*Task to complete*
Extract all lines containing "singular".

Records
━━━━━━━━━━━━━━━━━━━━
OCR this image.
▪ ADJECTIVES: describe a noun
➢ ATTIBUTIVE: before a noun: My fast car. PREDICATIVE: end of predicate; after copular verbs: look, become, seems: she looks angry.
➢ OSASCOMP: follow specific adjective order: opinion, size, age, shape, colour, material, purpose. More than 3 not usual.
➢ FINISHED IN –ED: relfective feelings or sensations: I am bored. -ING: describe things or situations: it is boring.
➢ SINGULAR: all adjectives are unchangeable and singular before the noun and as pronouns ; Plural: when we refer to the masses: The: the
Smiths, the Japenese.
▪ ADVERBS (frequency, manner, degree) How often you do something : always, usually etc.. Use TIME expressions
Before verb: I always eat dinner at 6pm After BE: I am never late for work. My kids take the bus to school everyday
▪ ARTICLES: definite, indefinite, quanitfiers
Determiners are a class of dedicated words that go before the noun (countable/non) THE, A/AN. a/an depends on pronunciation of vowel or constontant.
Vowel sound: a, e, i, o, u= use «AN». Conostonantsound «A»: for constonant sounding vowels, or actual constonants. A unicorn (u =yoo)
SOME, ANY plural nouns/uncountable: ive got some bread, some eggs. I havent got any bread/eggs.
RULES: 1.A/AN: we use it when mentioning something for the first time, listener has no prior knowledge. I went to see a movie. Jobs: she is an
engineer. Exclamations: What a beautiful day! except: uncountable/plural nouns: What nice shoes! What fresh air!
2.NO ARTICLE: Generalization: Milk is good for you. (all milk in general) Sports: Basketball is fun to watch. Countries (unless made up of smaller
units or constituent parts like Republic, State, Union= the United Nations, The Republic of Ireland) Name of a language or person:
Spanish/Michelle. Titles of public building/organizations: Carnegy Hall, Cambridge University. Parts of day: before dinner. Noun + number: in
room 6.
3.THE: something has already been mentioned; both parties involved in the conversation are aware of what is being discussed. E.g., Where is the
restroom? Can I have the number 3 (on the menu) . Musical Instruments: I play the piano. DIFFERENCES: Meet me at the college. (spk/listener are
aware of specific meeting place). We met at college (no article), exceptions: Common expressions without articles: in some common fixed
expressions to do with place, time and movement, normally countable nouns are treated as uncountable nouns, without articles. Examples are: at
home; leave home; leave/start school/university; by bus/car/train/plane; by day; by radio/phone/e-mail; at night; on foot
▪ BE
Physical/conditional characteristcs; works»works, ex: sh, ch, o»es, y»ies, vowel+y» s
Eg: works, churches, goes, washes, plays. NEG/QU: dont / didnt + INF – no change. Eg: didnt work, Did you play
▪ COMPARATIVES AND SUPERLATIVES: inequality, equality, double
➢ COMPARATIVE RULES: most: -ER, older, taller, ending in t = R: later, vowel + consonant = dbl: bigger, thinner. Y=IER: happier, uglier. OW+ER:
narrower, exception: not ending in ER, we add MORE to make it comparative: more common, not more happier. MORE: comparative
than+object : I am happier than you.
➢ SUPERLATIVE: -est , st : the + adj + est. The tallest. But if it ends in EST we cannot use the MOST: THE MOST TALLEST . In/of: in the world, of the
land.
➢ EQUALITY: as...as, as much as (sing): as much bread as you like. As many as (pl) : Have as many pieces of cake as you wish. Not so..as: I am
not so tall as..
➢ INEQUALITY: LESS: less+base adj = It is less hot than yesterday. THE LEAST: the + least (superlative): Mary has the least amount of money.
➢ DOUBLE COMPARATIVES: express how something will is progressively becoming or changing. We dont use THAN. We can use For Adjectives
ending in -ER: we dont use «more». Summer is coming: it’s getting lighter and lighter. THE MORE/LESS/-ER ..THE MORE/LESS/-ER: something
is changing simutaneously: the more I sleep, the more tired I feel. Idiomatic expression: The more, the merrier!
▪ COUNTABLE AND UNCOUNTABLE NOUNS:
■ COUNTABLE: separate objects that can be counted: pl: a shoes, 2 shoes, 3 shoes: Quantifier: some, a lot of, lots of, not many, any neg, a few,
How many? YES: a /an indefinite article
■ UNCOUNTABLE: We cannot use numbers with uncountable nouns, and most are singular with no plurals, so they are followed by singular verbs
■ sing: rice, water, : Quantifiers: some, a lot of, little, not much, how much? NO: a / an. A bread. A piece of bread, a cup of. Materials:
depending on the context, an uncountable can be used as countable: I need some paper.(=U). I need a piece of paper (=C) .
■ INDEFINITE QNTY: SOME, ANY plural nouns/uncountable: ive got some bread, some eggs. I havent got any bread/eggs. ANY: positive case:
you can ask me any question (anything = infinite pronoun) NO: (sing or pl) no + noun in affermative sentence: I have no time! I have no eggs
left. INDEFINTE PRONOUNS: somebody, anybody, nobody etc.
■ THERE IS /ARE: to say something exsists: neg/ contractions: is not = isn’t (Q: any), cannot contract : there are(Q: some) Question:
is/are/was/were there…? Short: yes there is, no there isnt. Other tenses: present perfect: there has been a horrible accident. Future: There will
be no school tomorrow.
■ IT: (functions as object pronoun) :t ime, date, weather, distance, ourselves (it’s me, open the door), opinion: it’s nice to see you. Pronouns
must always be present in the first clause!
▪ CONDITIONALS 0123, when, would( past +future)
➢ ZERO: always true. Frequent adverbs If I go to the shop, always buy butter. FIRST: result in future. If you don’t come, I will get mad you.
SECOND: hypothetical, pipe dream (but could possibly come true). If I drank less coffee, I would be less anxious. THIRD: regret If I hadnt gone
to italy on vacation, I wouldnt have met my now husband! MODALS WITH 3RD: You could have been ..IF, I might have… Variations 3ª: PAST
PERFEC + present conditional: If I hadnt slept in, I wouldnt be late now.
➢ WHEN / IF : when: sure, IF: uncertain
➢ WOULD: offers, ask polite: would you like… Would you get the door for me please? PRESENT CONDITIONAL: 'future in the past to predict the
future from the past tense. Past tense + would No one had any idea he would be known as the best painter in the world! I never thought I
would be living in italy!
━━━━━━━━━━━━━━━━━━━━
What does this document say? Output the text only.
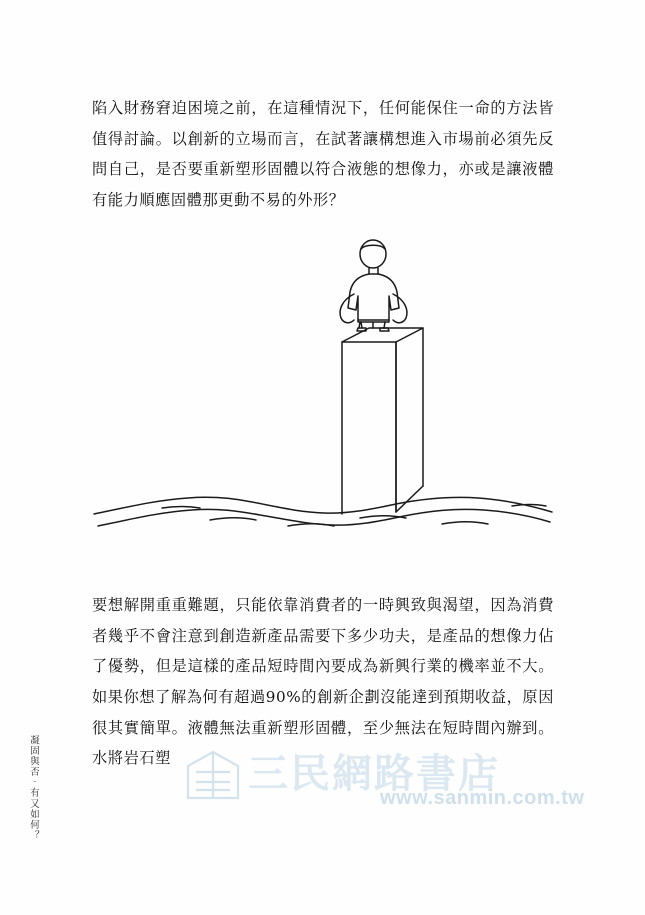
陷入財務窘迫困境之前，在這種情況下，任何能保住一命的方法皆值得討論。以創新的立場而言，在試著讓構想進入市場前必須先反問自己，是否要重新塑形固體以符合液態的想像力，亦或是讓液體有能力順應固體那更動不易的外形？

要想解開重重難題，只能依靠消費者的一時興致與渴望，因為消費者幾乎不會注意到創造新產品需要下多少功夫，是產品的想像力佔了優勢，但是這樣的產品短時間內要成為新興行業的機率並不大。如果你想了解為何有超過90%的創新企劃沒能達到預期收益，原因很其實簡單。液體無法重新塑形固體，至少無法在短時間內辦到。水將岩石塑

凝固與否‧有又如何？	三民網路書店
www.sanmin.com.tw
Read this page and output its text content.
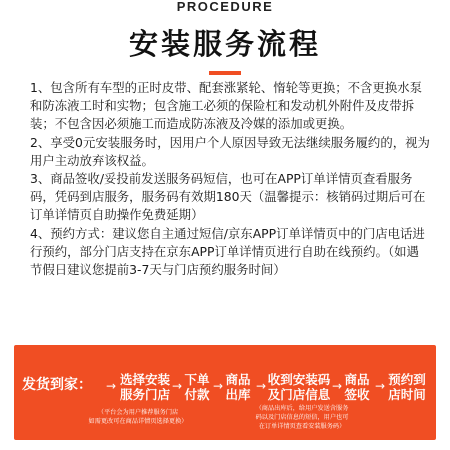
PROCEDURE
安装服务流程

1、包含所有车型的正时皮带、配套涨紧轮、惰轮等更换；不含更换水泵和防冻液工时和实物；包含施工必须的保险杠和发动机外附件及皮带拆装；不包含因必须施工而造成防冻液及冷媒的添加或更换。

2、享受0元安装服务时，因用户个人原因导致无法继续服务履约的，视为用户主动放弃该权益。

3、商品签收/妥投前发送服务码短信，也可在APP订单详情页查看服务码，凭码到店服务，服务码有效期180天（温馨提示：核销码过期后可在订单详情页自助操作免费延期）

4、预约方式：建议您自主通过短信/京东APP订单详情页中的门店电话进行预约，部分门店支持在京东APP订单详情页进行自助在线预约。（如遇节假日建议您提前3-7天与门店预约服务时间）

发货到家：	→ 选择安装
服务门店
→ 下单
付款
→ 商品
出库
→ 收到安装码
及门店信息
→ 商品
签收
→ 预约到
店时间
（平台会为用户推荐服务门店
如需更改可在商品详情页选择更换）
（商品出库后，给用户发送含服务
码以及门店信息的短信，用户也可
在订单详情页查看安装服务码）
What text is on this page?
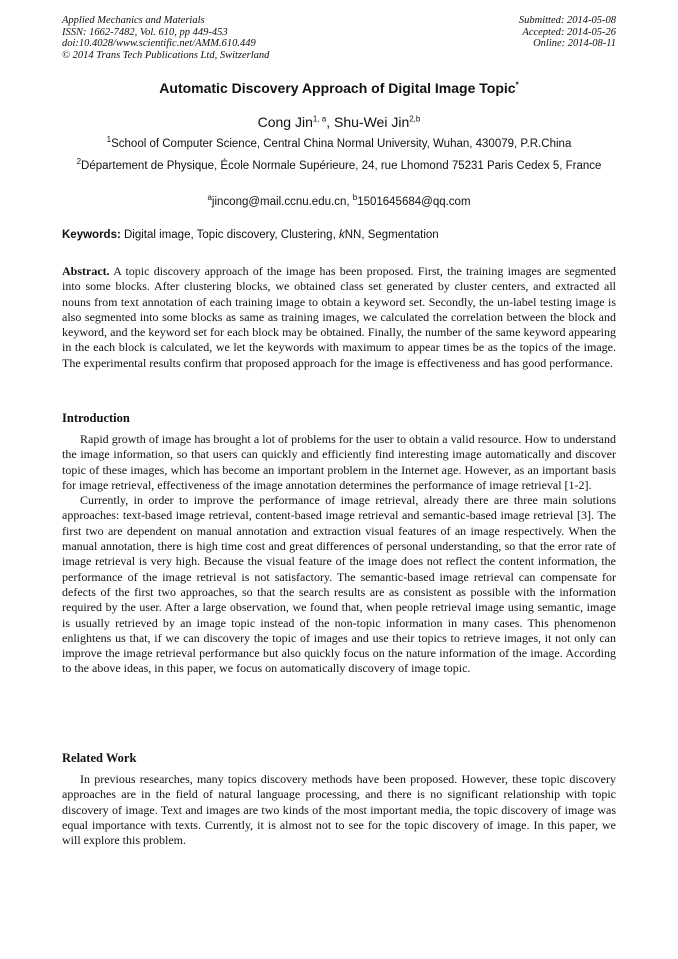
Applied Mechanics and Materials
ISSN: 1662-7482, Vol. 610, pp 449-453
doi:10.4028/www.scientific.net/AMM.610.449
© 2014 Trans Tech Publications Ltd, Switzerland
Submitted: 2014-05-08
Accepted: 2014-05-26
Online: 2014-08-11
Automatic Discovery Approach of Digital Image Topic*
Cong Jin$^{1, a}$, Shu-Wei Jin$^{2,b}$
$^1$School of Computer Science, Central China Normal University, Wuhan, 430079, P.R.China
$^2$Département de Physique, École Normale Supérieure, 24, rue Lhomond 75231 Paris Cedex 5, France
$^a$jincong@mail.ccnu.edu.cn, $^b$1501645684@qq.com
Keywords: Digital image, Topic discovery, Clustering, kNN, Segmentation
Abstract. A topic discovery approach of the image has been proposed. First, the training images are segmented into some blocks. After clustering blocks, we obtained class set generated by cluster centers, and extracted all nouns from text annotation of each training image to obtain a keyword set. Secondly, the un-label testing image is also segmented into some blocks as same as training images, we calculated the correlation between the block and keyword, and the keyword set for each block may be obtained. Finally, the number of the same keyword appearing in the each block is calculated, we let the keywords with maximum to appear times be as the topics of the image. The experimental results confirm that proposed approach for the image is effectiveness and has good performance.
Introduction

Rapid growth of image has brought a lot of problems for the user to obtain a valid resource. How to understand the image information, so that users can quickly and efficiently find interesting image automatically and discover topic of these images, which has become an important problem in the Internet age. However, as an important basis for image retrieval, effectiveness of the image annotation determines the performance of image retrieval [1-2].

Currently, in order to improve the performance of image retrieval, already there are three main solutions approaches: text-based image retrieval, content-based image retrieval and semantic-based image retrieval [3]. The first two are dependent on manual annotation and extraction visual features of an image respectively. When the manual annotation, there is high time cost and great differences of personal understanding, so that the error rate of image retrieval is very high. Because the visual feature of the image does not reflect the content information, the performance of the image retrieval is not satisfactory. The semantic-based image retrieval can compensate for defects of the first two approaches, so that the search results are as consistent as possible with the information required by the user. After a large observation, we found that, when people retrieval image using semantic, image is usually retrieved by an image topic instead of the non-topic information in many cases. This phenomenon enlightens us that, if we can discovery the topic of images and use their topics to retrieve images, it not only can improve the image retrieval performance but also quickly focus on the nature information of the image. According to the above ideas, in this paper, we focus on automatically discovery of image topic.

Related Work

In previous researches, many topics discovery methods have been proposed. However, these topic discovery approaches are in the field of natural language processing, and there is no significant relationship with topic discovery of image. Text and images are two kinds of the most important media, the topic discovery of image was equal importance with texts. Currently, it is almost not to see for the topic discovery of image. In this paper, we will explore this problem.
━━━━━━━━━━━━━━━━━━━━
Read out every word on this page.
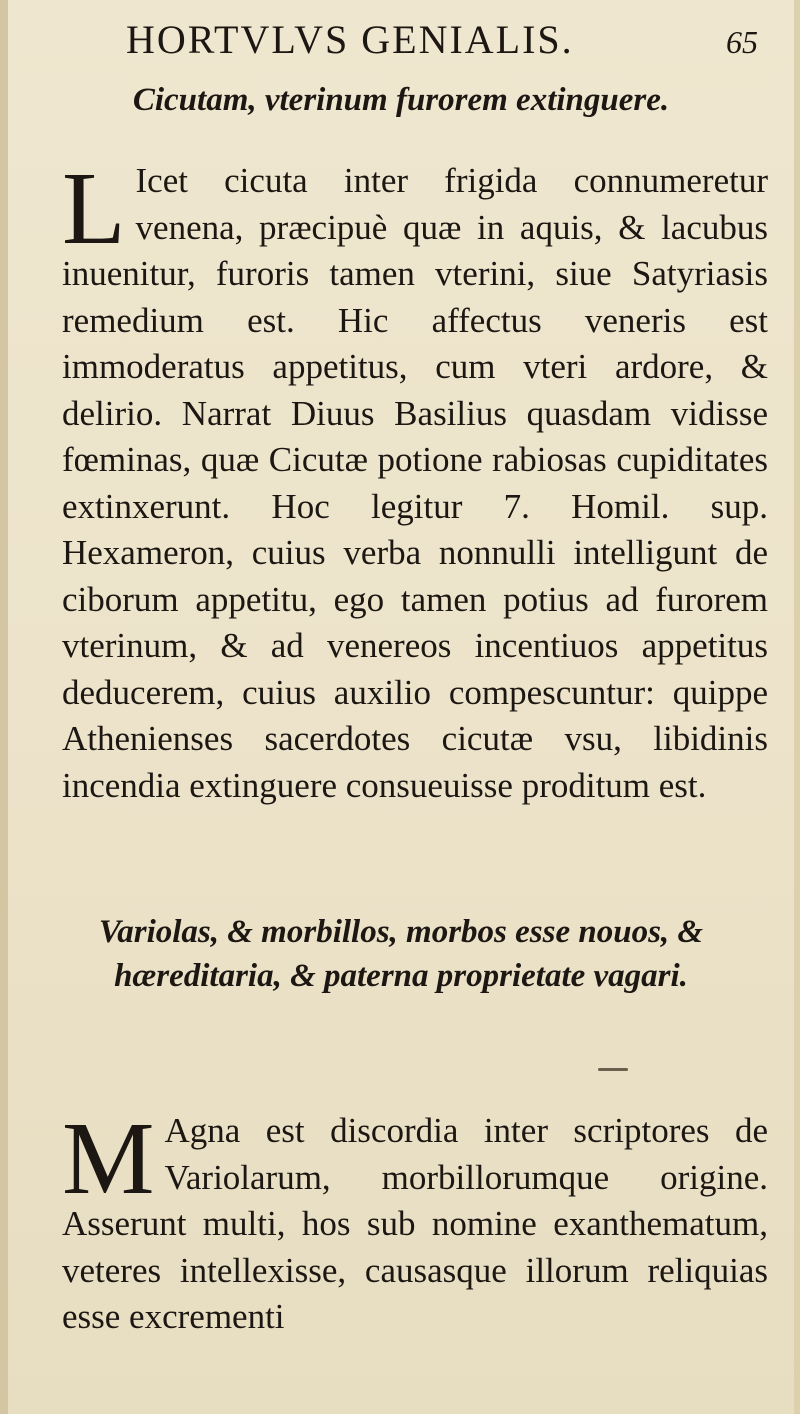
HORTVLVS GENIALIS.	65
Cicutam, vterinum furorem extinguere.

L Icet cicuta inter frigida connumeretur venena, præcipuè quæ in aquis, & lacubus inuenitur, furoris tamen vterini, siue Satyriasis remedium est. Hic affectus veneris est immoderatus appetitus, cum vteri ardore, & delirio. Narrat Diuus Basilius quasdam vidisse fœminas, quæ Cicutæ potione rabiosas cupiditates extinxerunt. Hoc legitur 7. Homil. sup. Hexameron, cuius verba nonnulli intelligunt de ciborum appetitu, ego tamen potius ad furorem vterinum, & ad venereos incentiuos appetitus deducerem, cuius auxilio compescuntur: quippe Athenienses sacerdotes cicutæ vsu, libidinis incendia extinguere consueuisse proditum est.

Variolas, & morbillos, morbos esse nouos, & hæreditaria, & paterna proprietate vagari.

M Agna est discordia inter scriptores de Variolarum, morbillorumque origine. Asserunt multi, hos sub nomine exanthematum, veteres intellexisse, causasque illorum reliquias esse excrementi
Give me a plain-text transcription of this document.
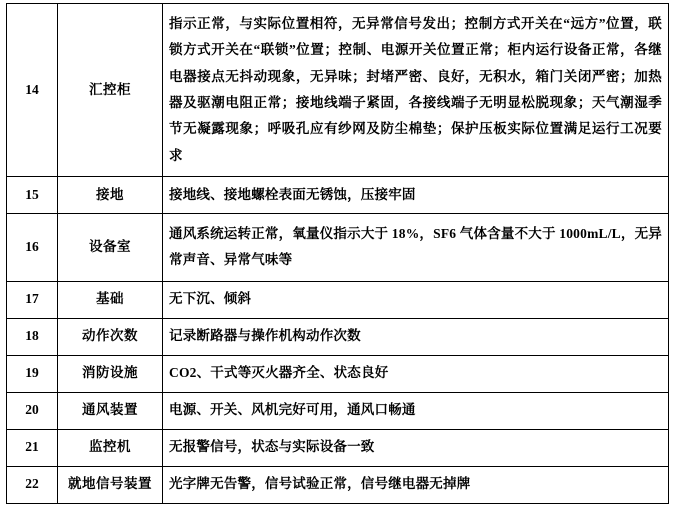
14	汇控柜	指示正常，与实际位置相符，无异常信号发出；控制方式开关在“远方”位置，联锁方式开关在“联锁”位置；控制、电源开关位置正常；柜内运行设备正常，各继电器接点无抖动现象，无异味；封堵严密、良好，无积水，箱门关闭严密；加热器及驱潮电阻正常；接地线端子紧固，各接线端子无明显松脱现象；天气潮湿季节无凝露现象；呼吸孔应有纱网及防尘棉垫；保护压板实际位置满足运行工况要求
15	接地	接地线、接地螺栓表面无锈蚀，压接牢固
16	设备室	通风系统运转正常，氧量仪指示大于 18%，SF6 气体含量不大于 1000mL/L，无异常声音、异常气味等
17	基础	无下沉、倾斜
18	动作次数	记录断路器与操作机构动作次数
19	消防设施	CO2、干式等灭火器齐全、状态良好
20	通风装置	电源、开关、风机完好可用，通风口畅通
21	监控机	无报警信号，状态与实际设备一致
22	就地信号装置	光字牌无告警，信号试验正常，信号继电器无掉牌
━━━━━━━━━━━━━━━━━━━━
*Written answer*
➢ SINGULAR: all adjectives are unchangeable and singular before the noun and as pronouns ; Plural: when we refer to the masses: The: the
■ UNCOUNTABLE: We cannot use numbers with uncountable nouns, and most are singular with no plurals, so they are followed by singular verbs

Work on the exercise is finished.